▸ **PROBLEM DESCRIPTION**: Give only the number of lines that include the string "MTsN".

▸ **Stored entries**:
=-=-=-=-=

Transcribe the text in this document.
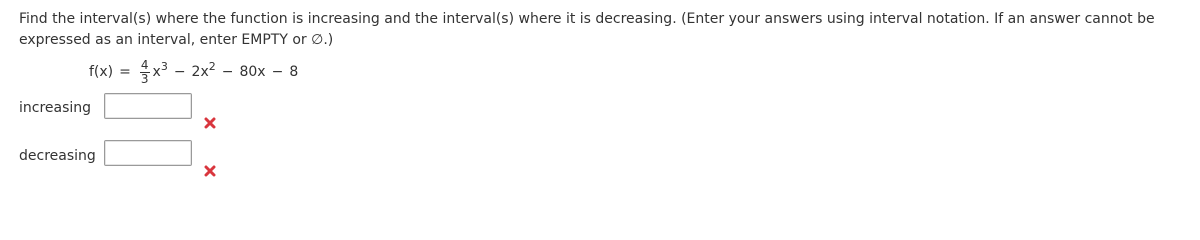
Find the interval(s) where the function is increasing and the interval(s) where it is decreasing. (Enter your answers using interval notation. If an answer cannot be expressed as an interval, enter EMPTY or ∅.)
$f(x) = \frac{4}{3} x^3 - 2x^2 - 80x - 8$
increasing
decreasing
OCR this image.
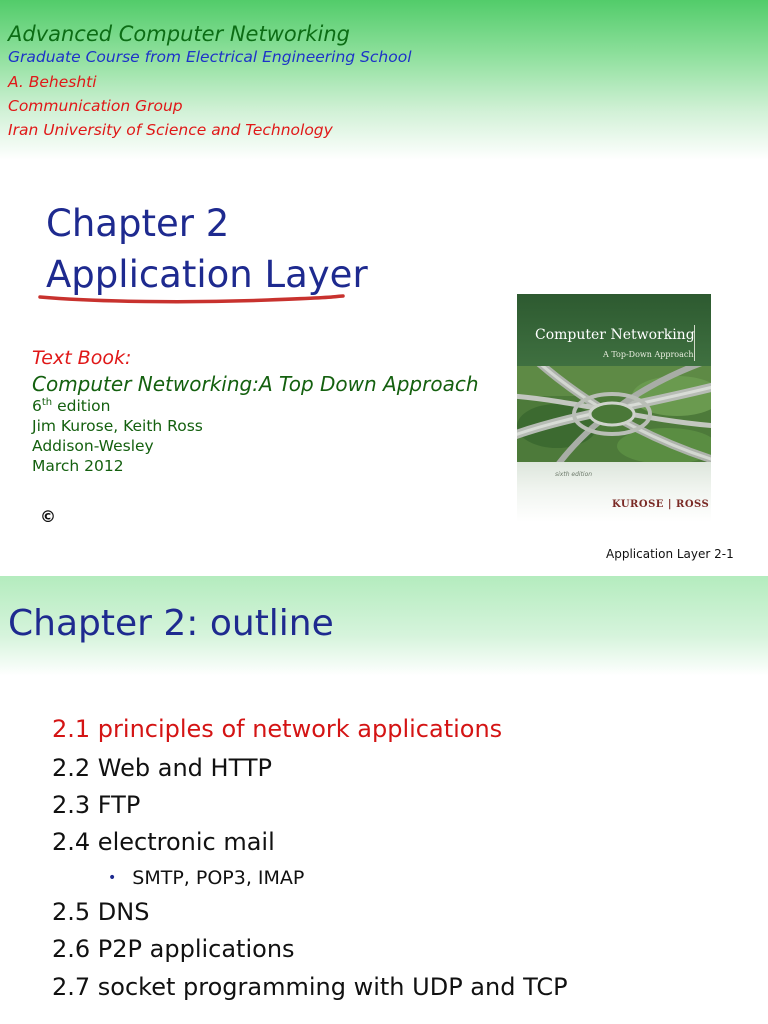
Advanced Computer Networking
Graduate Course from Electrical Engineering School
A. Beheshti
Communication Group
Iran University of Science and Technology
Chapter 2
Application Layer
Text Book:
Computer Networking:A Top Down Approach
6th edition
Jim Kurose, Keith Ross
Addison-Wesley
March 2012
©
Computer Networking
A Top-Down Approach
sixth edition
KUROSE | ROSS
Application Layer 2-1
Chapter 2: outline
2.1 principles of network applications
2.2 Web and HTTP
2.3 FTP
2.4 electronic mail
• SMTP, POP3, IMAP
2.5 DNS
2.6 P2P applications
2.7 socket programming with UDP and TCP
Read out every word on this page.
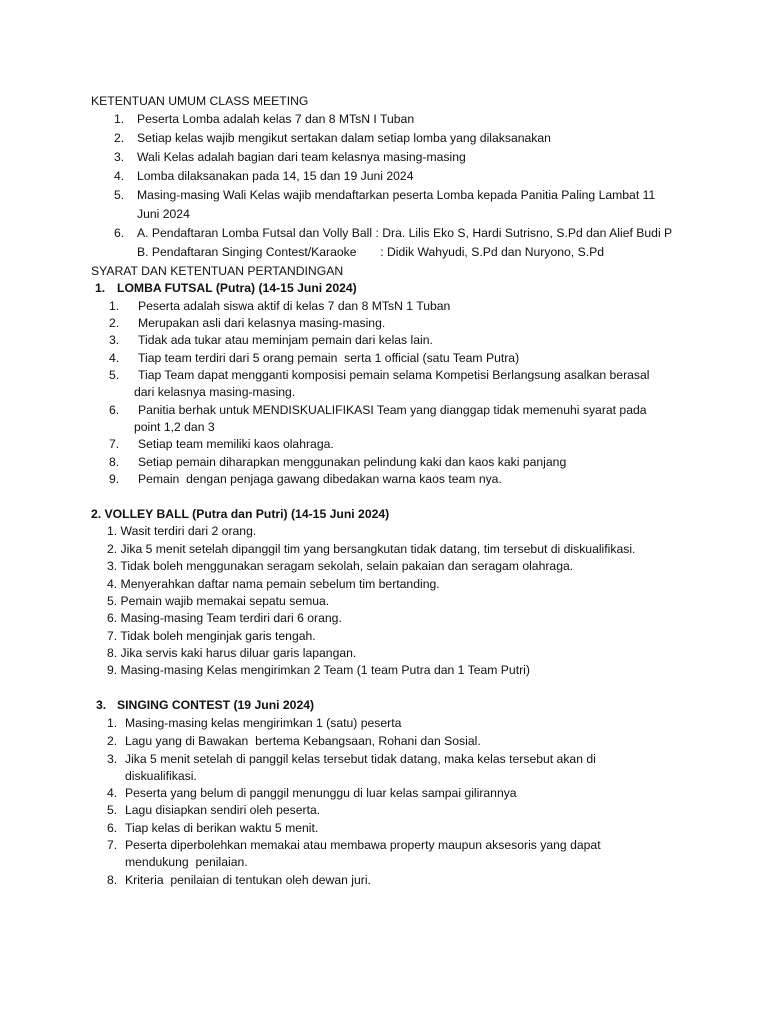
KETENTUAN UMUM CLASS MEETING
1. Peserta Lomba adalah kelas 7 dan 8 MTsN I Tuban
2. Setiap kelas wajib mengikut sertakan dalam setiap lomba yang dilaksanakan
3. Wali Kelas adalah bagian dari team kelasnya masing-masing
4. Lomba dilaksanakan pada 14, 15 dan 19 Juni 2024
5. Masing-masing Wali Kelas wajib mendaftarkan peserta Lomba kepada Panitia Paling Lambat 11
Juni 2024
6. A. Pendaftaran Lomba Futsal dan Volly Ball : Dra. Lilis Eko S, Hardi Sutrisno, S.Pd dan Alief Budi P
B. Pendaftaran Singing Contest/Karaoke       : Didik Wahyudi, S.Pd dan Nuryono, S.Pd
SYARAT DAN KETENTUAN PERTANDINGAN
1. LOMBA FUTSAL (Putra) (14-15 Juni 2024)
1. Peserta adalah siswa aktif di kelas 7 dan 8 MTsN 1 Tuban
2. Merupakan asli dari kelasnya masing-masing.
3. Tidak ada tukar atau meminjam pemain dari kelas lain.
4. Tiap team terdiri dari 5 orang pemain  serta 1 official (satu Team Putra)
5. Tiap Team dapat mengganti komposisi pemain selama Kompetisi Berlangsung asalkan berasal
dari kelasnya masing-masing.
6. Panitia berhak untuk MENDISKUALIFIKASI Team yang dianggap tidak memenuhi syarat pada
point 1,2 dan 3
7. Setiap team memiliki kaos olahraga.
8. Setiap pemain diharapkan menggunakan pelindung kaki dan kaos kaki panjang
9. Pemain  dengan penjaga gawang dibedakan warna kaos team nya.
2. VOLLEY BALL (Putra dan Putri) (14-15 Juni 2024)
1. Wasit terdiri dari 2 orang.
2. Jika 5 menit setelah dipanggil tim yang bersangkutan tidak datang, tim tersebut di diskualifikasi.
3. Tidak boleh menggunakan seragam sekolah, selain pakaian dan seragam olahraga.
4. Menyerahkan daftar nama pemain sebelum tim bertanding.
5. Pemain wajib memakai sepatu semua.
6. Masing-masing Team terdiri dari 6 orang.
7. Tidak boleh menginjak garis tengah.
8. Jika servis kaki harus diluar garis lapangan.
9. Masing-masing Kelas mengirimkan 2 Team (1 team Putra dan 1 Team Putri)
3. SINGING CONTEST (19 Juni 2024)
1. Masing-masing kelas mengirimkan 1 (satu) peserta
2. Lagu yang di Bawakan  bertema Kebangsaan, Rohani dan Sosial.
3. Jika 5 menit setelah di panggil kelas tersebut tidak datang, maka kelas tersebut akan di
diskualifikasi.
4. Peserta yang belum di panggil menunggu di luar kelas sampai gilirannya
5. Lagu disiapkan sendiri oleh peserta.
6. Tiap kelas di berikan waktu 5 menit.
7. Peserta diperbolehkan memakai atau membawa property maupun aksesoris yang dapat
mendukung  penilaian.
8. Kriteria  penilaian di tentukan oleh dewan juri.
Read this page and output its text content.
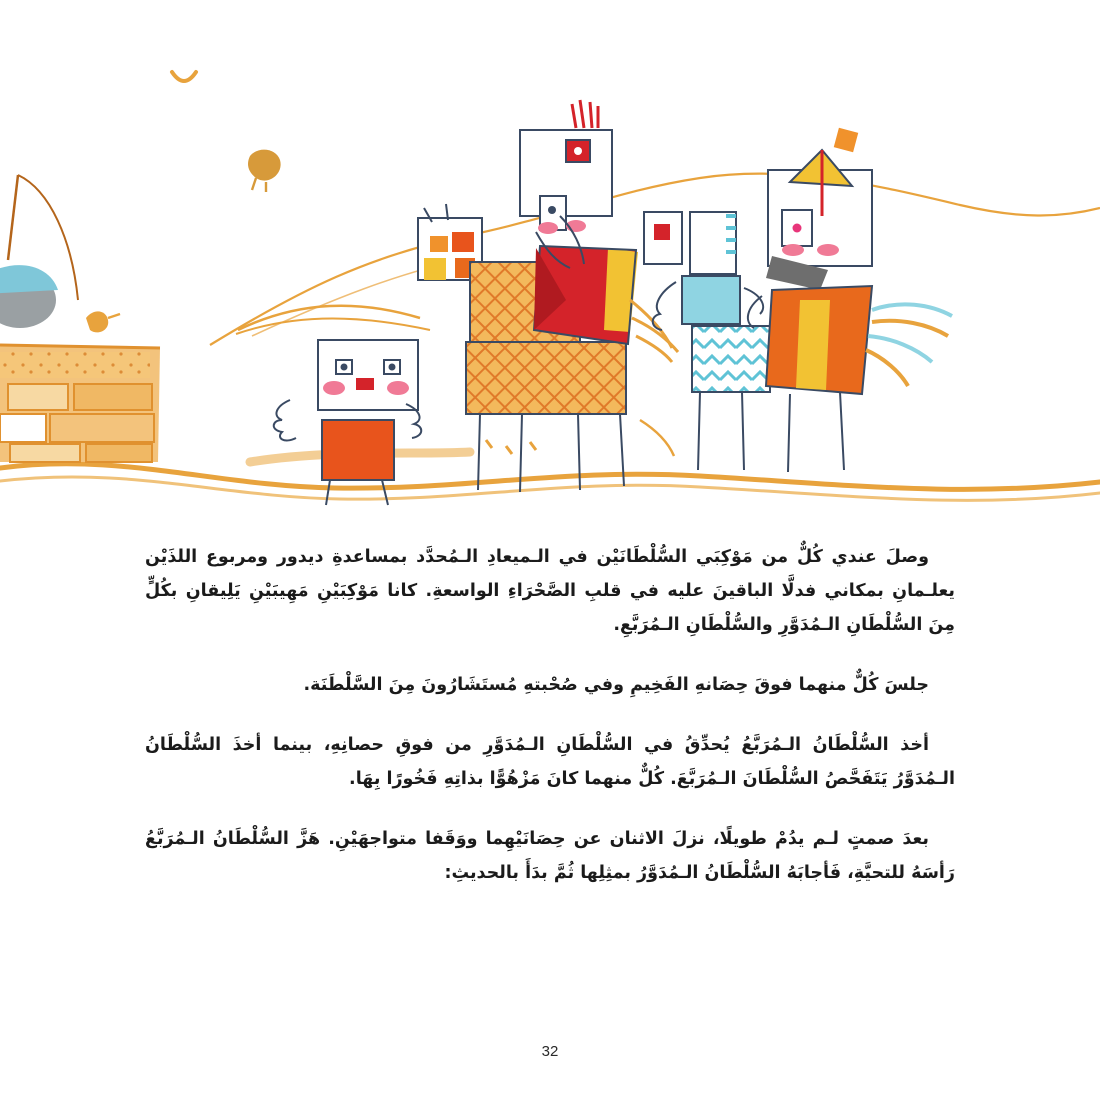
وصلَ عندي كُلٌّ من مَوْكِبَي السُّلْطَانَيْن في الـميعادِ الـمُحدَّد بمساعدةِ ديدور ومربوع اللذَيْن يعلـمانِ بمكاني فدلَّا الباقينَ عليه في قلبِ الصَّحْرَاءِ الواسعةِ. كانا مَوْكِبَيْنِ مَهِيبَيْنِ يَلِيقانِ بكُلٍّ مِنَ السُّلْطَانِ الـمُدَوَّرِ والسُّلْطَانِ الـمُرَبَّعِ.

جلسَ كُلٌّ منهما فوقَ حِصَانهِ الفَخِيمِ وفي صُحْبتهِ مُستَشَارُونَ مِنَ السَّلْطَنَة.

أخذ السُّلْطَانُ الـمُرَبَّعُ يُحدِّقُ في السُّلْطَانِ الـمُدَوَّرِ من فوقِ حصانِهِ، بينما أخذَ السُّلْطَانُ الـمُدَوَّرُ يَتَفَحَّصُ السُّلْطَانَ الـمُرَبَّعَ. كُلٌّ منهما كانَ مَزْهُوًّا بذاتِهِ فَخُورًا بِهَا.

بعدَ صمتٍ لـم يدُمْ طويلًا، نزلَ الاثنان عن حِصَانَيْهِما ووَقَفا متواجهَيْنِ. هَزَّ السُّلْطَانُ الـمُرَبَّعُ رَأسَهُ للتحيَّةِ، فَأجابَهُ السُّلْطَانُ الـمُدَوَّرُ بمثِلِها ثُمَّ بدَأَ بالحديثِ:

32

=-=-=-=-=

▸ **WORKED ANSWER**: 2